# [작업 지시]
아래의 모든 행을 한 글자도 바꾸지 말고 그대로 출력하세요. 단, 그림은 답에서 빼세요.

:: 제공 자료 ::

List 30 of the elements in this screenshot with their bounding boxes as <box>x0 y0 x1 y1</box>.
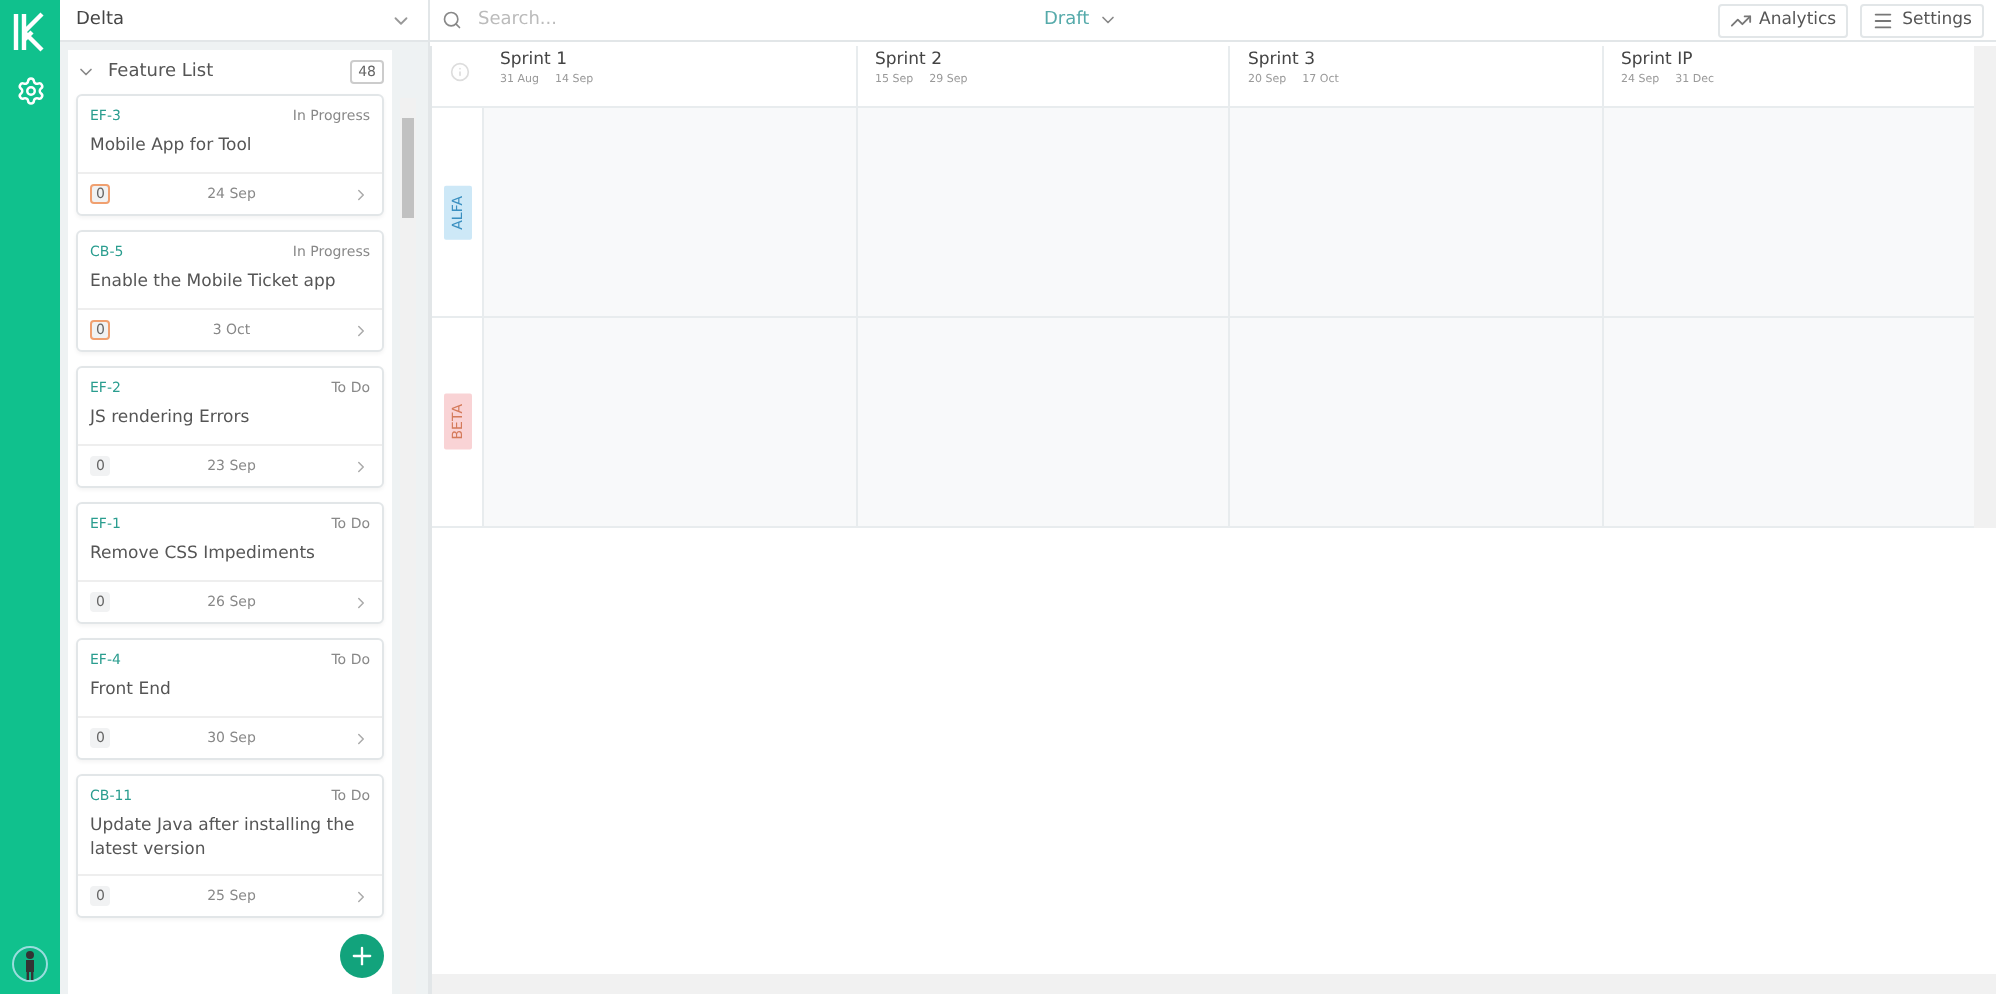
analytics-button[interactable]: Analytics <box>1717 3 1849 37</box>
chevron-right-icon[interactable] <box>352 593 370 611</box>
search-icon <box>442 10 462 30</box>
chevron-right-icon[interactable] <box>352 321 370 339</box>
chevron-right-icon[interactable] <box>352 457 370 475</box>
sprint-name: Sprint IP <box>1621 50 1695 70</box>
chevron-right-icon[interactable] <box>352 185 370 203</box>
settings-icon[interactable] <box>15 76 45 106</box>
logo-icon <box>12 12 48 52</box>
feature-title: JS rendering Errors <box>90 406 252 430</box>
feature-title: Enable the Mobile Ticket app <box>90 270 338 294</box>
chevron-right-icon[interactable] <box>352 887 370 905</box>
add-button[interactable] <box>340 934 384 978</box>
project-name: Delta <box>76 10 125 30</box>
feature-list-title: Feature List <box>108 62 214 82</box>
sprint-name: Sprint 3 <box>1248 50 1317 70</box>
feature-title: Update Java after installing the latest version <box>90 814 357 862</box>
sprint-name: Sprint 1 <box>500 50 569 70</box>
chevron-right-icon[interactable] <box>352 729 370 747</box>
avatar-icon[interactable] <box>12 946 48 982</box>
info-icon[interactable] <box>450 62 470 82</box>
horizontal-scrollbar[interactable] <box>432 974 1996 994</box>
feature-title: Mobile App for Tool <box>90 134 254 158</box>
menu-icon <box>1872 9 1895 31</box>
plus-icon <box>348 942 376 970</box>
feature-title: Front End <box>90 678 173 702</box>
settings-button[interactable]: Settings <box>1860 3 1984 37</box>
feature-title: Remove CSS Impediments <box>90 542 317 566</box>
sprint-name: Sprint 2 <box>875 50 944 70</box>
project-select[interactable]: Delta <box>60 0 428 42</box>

:::

# [작성 답변]
List 30 of the elements in this screenshot with their bounding boxes as <box>x0 y0 x1 y1</box>.
analytics-button[interactable]: Analytics <box>1717 3 1849 37</box>
chevron-right-icon[interactable] <box>352 593 370 611</box>
search-icon <box>442 10 462 30</box>
chevron-right-icon[interactable] <box>352 321 370 339</box>
chevron-right-icon[interactable] <box>352 457 370 475</box>
sprint-name: Sprint IP <box>1621 50 1695 70</box>
chevron-right-icon[interactable] <box>352 185 370 203</box>
settings-icon[interactable] <box>15 76 45 106</box>
logo-icon <box>12 12 48 52</box>
feature-title: JS rendering Errors <box>90 406 252 430</box>
feature-title: Enable the Mobile Ticket app <box>90 270 338 294</box>
chevron-right-icon[interactable] <box>352 887 370 905</box>
add-button[interactable] <box>340 934 384 978</box>
project-name: Delta <box>76 10 125 30</box>
feature-list-title: Feature List <box>108 62 214 82</box>
sprint-name: Sprint 3 <box>1248 50 1317 70</box>
feature-title: Update Java after installing the latest version <box>90 814 357 862</box>
sprint-name: Sprint 1 <box>500 50 569 70</box>
chevron-right-icon[interactable] <box>352 729 370 747</box>
avatar-icon[interactable] <box>12 946 48 982</box>
info-icon[interactable] <box>450 62 470 82</box>
horizontal-scrollbar[interactable] <box>432 974 1996 994</box>
feature-title: Mobile App for Tool <box>90 134 254 158</box>
menu-icon <box>1872 9 1895 31</box>
plus-icon <box>348 942 376 970</box>
feature-title: Front End <box>90 678 173 702</box>
settings-button[interactable]: Settings <box>1860 3 1984 37</box>
feature-title: Remove CSS Impediments <box>90 542 317 566</box>
sprint-name: Sprint 2 <box>875 50 944 70</box>
project-select[interactable]: Delta <box>60 0 428 42</box>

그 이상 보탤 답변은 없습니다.